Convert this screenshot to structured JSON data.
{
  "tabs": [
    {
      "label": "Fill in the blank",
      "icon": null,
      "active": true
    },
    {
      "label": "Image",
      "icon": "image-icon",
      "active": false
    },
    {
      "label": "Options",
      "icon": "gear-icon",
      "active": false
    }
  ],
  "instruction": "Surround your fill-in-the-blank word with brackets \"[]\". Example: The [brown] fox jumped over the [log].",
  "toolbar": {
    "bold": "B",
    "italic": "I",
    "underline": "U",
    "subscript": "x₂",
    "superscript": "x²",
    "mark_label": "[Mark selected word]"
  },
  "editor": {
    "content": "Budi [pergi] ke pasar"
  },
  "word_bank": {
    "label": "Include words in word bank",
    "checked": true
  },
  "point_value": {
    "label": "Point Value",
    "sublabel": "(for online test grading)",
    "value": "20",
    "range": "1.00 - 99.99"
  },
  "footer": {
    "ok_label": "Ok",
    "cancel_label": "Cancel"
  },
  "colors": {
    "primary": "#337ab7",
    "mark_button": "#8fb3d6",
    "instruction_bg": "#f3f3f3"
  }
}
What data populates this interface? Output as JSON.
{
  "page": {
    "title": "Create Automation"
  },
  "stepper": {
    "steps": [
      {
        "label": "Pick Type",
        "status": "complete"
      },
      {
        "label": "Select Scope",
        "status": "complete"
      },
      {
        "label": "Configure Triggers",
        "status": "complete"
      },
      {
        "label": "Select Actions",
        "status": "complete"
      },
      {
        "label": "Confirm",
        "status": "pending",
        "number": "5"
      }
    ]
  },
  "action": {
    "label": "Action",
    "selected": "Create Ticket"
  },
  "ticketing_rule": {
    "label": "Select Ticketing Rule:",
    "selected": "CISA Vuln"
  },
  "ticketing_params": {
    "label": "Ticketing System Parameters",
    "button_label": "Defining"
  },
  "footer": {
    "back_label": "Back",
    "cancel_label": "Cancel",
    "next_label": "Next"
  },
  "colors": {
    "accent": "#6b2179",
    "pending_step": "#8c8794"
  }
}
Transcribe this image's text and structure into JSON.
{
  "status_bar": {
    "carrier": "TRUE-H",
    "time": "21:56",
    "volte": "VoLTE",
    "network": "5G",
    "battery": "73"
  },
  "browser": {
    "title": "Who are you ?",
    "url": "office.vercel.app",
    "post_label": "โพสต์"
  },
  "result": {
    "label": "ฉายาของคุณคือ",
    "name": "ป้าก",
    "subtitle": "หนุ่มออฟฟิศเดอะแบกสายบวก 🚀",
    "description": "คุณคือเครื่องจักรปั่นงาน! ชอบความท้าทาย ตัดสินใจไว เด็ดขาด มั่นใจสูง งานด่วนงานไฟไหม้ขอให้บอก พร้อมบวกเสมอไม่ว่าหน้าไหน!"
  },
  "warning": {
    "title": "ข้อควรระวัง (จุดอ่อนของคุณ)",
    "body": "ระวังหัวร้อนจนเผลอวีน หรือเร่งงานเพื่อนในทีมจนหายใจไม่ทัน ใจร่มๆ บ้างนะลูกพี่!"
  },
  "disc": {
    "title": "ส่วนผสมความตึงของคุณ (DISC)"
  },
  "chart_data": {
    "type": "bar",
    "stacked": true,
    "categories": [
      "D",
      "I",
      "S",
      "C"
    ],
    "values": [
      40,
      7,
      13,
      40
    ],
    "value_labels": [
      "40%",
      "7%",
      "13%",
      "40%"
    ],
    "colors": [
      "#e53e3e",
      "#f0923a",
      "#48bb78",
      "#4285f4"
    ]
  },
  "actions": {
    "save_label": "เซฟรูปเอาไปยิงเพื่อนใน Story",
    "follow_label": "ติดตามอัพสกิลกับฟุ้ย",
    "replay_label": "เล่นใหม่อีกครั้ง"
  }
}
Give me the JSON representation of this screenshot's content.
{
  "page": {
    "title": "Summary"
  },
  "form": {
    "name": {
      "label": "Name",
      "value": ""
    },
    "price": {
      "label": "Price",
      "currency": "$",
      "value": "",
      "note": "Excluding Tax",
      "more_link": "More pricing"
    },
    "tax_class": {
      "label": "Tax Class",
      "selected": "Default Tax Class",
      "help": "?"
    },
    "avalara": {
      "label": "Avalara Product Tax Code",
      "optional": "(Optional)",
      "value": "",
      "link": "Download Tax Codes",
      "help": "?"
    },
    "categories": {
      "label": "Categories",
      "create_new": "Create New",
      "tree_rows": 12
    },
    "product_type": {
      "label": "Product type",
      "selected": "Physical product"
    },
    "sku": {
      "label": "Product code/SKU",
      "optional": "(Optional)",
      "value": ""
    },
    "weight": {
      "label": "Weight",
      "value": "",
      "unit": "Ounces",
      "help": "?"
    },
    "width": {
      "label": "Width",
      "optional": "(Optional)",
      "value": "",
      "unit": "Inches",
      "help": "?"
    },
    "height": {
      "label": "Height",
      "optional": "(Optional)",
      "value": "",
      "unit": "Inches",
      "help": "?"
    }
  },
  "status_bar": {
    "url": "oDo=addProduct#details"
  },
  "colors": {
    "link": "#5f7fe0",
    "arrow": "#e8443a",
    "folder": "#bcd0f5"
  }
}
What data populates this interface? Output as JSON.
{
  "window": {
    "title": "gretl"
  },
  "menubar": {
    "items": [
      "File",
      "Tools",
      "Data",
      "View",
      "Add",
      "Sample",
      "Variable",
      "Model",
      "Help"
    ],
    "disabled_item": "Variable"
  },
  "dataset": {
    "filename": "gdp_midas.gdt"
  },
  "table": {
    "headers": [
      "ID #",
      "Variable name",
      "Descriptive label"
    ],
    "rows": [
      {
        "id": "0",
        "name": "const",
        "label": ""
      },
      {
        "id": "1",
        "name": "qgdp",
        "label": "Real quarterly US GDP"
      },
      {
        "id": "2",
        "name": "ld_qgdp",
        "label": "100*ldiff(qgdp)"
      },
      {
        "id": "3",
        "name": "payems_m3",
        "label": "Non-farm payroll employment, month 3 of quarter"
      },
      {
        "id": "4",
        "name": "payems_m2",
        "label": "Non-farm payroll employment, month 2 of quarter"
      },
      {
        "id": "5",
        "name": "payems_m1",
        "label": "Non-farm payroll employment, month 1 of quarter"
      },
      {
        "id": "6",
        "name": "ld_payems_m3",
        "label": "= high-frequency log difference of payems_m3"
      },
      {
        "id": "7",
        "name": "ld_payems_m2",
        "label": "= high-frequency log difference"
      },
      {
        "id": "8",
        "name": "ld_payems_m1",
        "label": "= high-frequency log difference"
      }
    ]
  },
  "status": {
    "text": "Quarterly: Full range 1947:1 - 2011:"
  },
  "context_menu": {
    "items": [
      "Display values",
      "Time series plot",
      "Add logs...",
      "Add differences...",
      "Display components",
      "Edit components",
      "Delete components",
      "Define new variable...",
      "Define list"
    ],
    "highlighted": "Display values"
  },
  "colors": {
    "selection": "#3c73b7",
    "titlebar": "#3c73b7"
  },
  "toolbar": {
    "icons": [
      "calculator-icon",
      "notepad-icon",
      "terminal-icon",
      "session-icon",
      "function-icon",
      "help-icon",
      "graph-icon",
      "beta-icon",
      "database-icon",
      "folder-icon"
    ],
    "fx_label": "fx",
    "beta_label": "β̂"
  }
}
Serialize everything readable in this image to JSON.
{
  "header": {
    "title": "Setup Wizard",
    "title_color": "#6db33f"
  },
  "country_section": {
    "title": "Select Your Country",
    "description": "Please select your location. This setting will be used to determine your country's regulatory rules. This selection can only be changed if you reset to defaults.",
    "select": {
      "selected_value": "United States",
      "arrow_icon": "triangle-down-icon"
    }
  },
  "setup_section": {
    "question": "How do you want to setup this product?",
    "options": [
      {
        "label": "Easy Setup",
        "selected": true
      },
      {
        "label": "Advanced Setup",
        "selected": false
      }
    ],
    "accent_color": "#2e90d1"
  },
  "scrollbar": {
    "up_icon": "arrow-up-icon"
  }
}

--

== Request ==
Every line of the records that includes the word "JSON" should be gathered.

== The answer ==
Convert this screenshot to structured JSON data.
What data populates this interface? Output as JSON.
Transcribe this image's text and structure into JSON.
Give me the JSON representation of this screenshot's content.
What data populates this interface? Output as JSON.
Serialize everything readable in this image to JSON.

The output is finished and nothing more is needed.